What to do:
Pick out the lines in the listing below that contain the word "name" and copy them.

--- START Supplied information ---

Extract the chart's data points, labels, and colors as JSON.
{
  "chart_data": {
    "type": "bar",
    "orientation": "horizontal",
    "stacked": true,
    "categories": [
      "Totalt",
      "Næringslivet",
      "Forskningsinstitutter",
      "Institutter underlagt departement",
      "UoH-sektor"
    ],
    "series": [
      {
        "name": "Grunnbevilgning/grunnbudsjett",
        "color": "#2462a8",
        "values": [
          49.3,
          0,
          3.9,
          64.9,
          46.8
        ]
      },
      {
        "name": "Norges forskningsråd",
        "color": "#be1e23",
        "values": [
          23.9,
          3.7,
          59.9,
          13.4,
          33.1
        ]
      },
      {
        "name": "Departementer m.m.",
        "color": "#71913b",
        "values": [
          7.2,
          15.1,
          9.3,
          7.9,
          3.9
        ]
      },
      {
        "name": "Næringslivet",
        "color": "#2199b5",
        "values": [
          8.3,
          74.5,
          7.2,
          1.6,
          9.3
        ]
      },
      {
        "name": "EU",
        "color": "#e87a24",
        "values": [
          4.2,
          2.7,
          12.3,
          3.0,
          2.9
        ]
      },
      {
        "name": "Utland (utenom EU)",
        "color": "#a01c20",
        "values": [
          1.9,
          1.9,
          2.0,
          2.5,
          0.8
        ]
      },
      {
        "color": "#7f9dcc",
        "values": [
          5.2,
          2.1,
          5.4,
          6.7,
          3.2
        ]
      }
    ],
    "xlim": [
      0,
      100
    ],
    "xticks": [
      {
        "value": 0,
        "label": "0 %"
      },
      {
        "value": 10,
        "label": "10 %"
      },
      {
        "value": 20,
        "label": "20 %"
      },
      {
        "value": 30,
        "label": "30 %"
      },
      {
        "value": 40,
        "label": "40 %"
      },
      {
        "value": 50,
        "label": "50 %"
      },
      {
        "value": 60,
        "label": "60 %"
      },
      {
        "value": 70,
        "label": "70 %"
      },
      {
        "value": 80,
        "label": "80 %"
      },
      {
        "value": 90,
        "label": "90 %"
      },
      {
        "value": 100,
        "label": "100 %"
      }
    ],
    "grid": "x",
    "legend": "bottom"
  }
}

--- END Supplied information ---

Exercise answer:
        "name": "Grunnbevilgning/grunnbudsjett",
        "name": "Norges forskningsråd",
        "name": "Departementer m.m.",
        "name": "Næringslivet",
        "name": "EU",
        "name": "Utland (utenom EU)",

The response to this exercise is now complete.